**WHAT YOU HAVE TO DO**
Find the lines that hold the word "filius" and return them.

**PROVIDED MATERIAL**
--
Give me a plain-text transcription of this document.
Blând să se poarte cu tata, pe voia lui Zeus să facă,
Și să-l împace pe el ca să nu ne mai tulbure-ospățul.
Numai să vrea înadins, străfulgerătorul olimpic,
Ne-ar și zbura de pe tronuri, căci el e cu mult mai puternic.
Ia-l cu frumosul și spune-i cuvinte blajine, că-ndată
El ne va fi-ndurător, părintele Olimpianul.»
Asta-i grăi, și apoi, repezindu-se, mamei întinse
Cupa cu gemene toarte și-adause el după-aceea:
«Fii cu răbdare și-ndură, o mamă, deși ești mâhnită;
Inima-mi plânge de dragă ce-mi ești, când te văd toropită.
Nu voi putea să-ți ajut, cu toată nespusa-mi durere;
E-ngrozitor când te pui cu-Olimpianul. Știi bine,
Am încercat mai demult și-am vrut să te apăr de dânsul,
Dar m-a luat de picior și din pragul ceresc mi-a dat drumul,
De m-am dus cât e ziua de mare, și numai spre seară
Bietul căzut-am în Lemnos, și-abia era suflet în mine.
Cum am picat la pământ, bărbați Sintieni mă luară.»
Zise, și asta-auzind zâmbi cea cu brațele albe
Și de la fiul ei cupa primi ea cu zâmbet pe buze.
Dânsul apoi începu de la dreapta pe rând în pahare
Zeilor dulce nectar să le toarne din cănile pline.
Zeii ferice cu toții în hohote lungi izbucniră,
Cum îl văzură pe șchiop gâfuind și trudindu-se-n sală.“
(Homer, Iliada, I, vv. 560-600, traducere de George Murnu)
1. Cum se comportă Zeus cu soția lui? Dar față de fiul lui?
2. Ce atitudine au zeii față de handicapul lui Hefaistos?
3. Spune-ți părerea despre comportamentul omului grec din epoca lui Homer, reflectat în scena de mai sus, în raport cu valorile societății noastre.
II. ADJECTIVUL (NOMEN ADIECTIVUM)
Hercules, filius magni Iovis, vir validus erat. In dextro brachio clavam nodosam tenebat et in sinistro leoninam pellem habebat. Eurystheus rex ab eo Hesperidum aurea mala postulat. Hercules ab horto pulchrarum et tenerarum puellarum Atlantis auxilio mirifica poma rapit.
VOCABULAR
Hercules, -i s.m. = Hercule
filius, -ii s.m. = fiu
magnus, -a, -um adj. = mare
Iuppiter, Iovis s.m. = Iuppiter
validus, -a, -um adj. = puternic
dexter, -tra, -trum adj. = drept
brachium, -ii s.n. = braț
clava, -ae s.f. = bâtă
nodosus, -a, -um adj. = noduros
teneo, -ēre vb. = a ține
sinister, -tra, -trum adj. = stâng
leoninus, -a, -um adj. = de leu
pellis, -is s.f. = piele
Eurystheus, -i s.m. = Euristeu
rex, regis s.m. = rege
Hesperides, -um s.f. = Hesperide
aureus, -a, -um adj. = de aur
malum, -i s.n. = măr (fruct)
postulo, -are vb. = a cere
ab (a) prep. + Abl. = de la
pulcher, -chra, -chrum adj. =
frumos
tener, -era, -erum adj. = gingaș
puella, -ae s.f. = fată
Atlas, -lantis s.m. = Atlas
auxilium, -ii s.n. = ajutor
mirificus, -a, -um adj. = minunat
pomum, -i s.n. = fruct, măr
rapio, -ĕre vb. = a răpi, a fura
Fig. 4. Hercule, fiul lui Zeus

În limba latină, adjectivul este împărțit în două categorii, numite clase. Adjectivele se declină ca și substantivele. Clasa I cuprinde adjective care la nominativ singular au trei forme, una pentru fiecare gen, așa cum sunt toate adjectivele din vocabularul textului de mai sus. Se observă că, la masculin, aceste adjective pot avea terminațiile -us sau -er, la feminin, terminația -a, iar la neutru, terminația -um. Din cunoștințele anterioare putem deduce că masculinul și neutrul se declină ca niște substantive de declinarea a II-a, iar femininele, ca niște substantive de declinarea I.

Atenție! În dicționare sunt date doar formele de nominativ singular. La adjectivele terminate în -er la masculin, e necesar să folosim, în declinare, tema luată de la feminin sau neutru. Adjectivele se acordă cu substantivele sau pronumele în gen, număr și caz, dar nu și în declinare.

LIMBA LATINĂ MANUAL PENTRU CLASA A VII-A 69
--
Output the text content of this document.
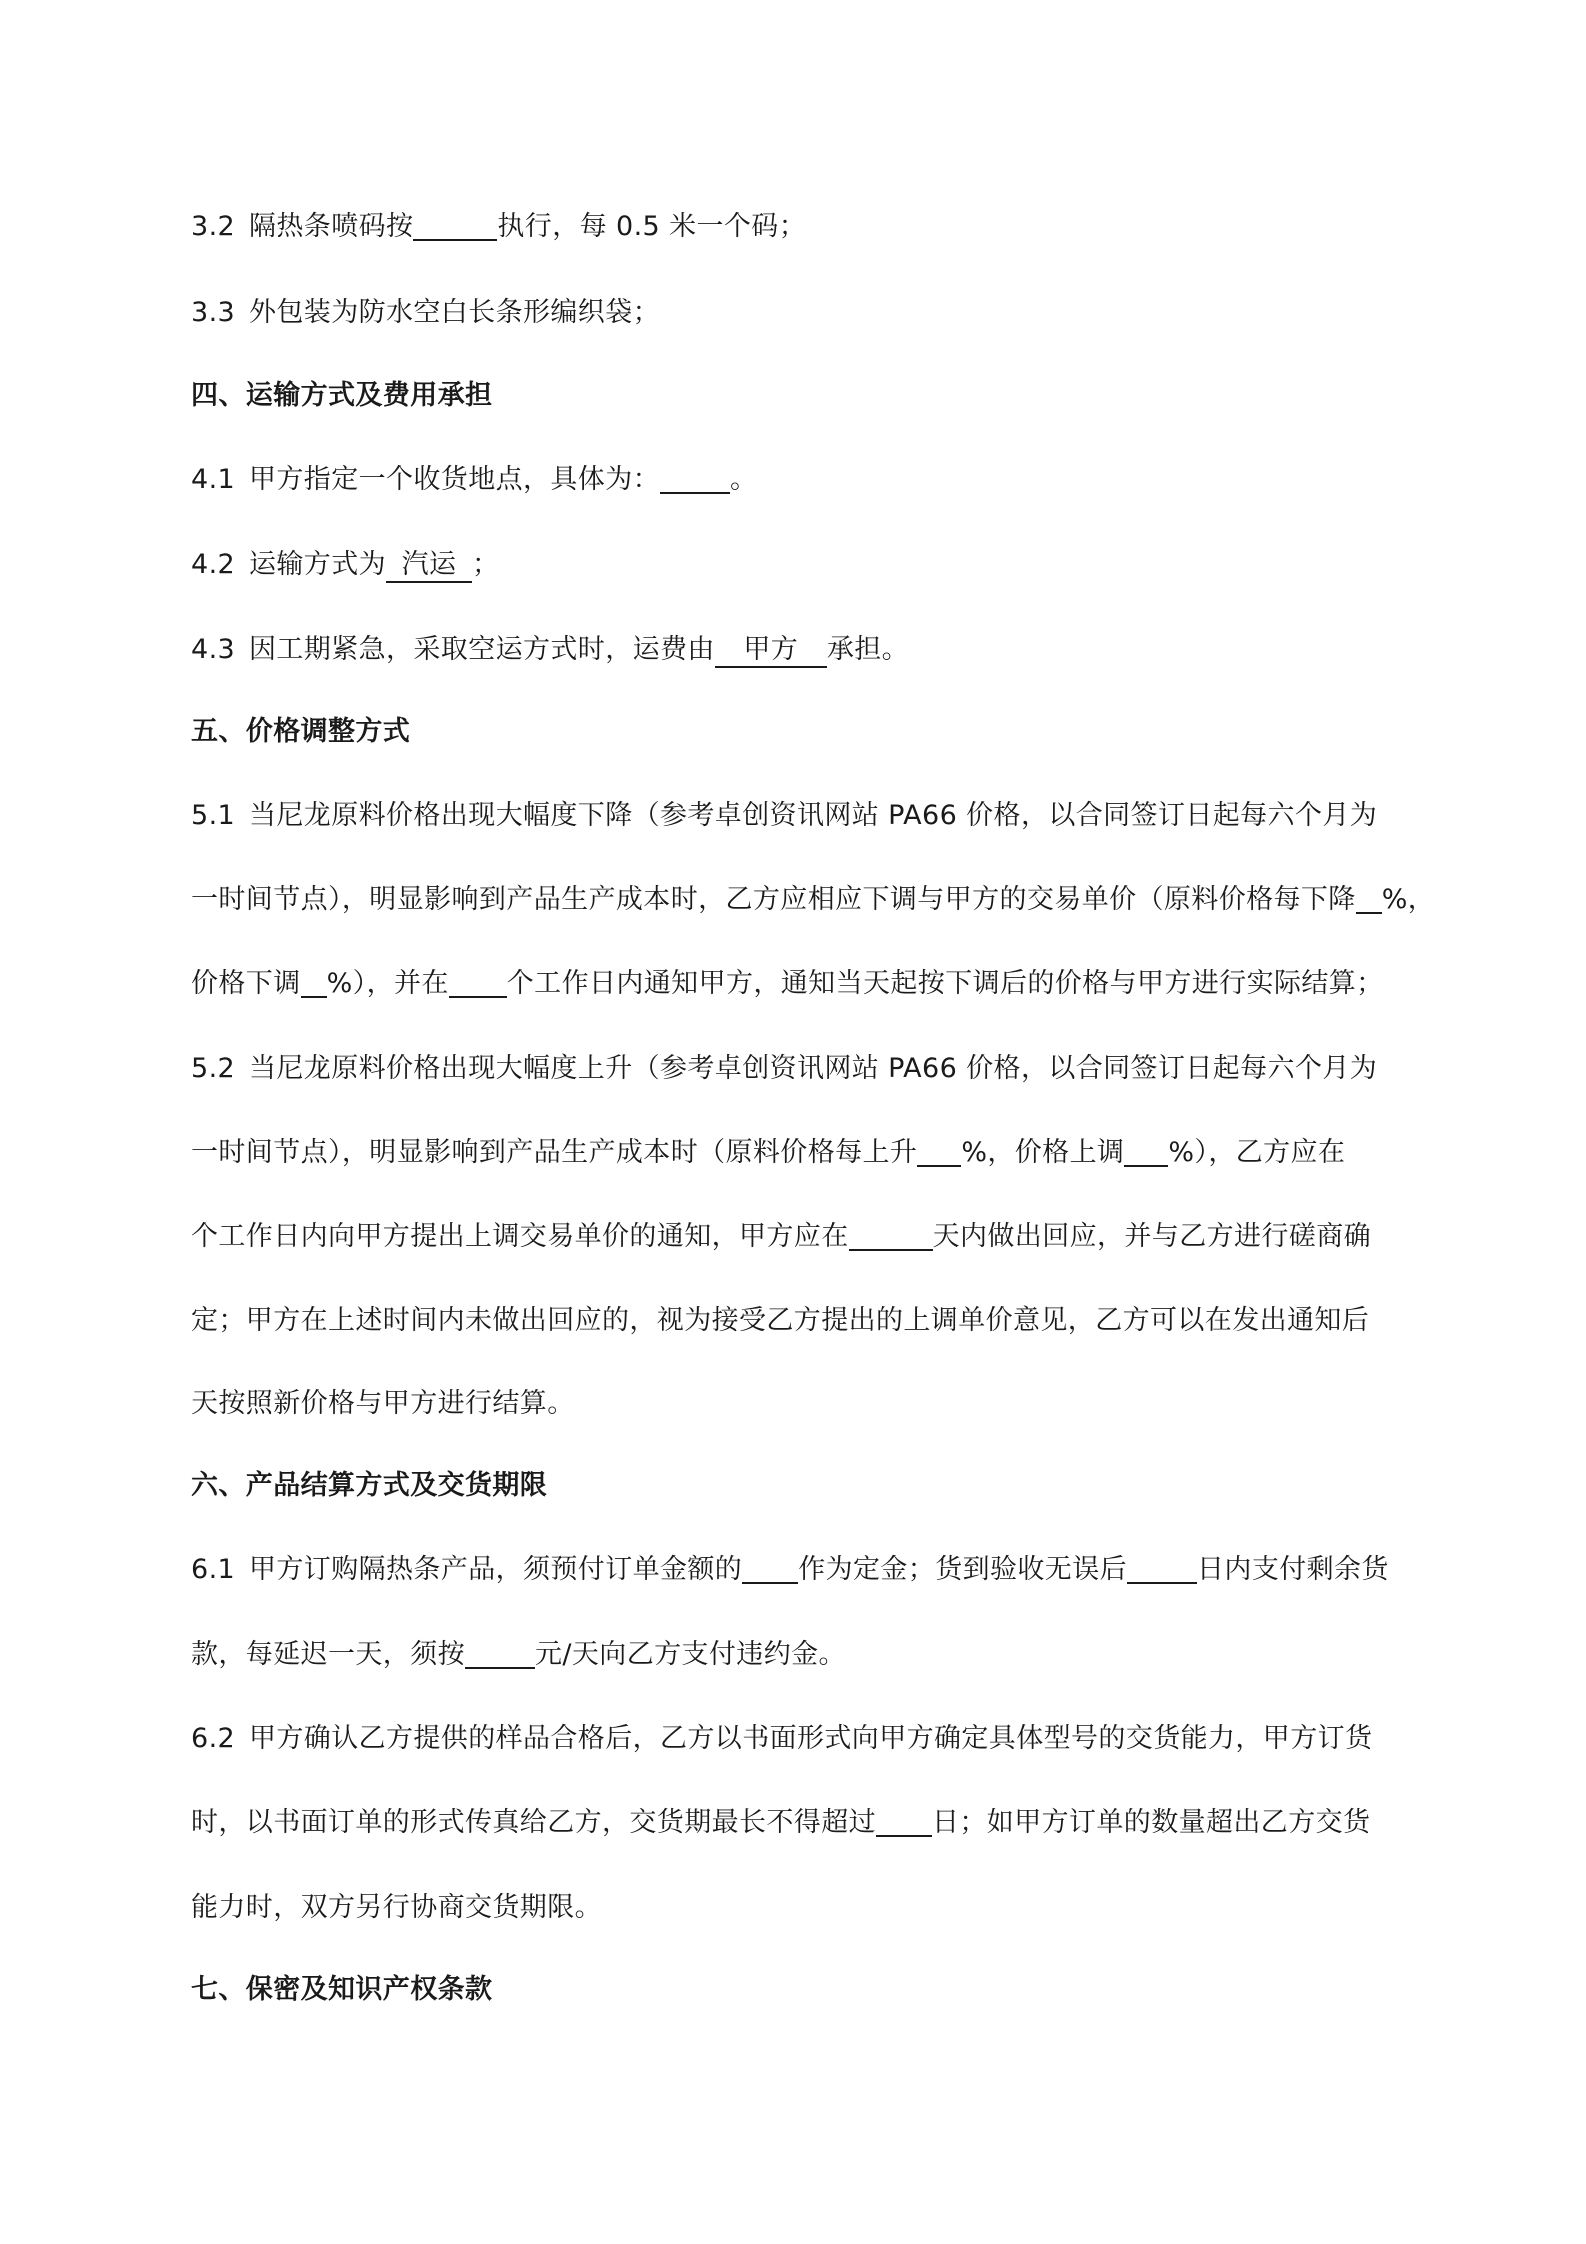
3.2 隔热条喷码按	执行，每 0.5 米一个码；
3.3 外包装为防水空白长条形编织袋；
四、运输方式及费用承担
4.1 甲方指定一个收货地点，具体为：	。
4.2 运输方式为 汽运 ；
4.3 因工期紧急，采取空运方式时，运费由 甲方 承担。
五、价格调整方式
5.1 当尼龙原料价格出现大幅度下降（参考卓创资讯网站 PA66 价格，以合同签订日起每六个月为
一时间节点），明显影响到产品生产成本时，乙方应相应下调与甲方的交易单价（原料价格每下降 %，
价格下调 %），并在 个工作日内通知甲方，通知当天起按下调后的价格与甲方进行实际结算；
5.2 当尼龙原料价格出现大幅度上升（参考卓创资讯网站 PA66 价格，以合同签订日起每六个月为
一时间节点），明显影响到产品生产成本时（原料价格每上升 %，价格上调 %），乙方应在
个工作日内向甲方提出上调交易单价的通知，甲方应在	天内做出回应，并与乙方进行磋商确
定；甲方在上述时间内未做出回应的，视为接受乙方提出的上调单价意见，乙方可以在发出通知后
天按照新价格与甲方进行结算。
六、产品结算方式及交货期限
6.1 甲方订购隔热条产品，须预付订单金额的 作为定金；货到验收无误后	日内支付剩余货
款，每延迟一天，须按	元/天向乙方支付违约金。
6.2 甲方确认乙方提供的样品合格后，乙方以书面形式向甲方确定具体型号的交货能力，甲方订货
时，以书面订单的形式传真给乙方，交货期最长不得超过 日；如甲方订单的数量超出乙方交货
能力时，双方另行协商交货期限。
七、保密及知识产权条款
--
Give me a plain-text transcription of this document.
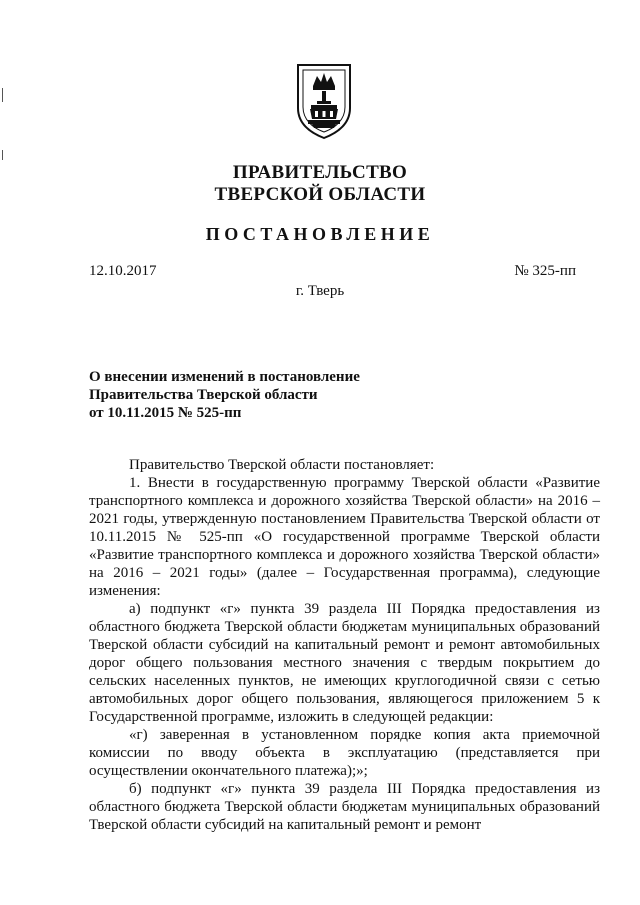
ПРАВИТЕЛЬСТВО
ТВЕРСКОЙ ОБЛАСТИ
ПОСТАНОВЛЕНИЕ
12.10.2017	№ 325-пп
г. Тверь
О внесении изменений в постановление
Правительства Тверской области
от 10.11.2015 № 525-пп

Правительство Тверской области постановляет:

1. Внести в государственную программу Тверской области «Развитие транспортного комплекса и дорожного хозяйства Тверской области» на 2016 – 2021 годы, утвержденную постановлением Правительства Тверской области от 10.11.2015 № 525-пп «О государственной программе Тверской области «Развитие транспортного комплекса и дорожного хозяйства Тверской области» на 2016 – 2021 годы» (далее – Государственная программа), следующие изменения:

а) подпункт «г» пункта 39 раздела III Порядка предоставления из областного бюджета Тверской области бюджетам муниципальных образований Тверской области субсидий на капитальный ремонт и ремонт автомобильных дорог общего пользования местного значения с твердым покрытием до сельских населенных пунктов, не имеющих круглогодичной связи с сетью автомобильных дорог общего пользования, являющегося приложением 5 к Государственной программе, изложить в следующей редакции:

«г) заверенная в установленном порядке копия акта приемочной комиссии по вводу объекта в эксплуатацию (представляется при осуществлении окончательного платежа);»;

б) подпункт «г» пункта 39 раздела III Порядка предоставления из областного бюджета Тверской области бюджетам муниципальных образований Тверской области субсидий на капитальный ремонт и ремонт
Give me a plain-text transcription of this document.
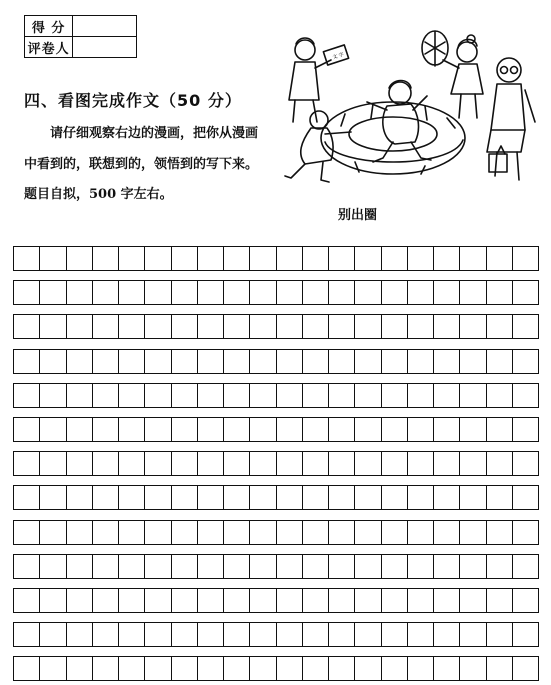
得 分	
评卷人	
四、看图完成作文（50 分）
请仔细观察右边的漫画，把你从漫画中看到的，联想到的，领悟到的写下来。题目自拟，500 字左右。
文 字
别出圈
--
**THE OUTPUT**
Hercules, filius magni Iovis, vir validus erat. In dextro brachio clavam nodosam tenebat et in sinistro leoninam pellem habebat. Eurystheus rex ab eo Hesperidum aurea mala postulat. Hercules ab horto pulchrarum et tenerarum puellarum Atlantis auxilio mirifica poma rapit.
filius, -ii s.m. = fiu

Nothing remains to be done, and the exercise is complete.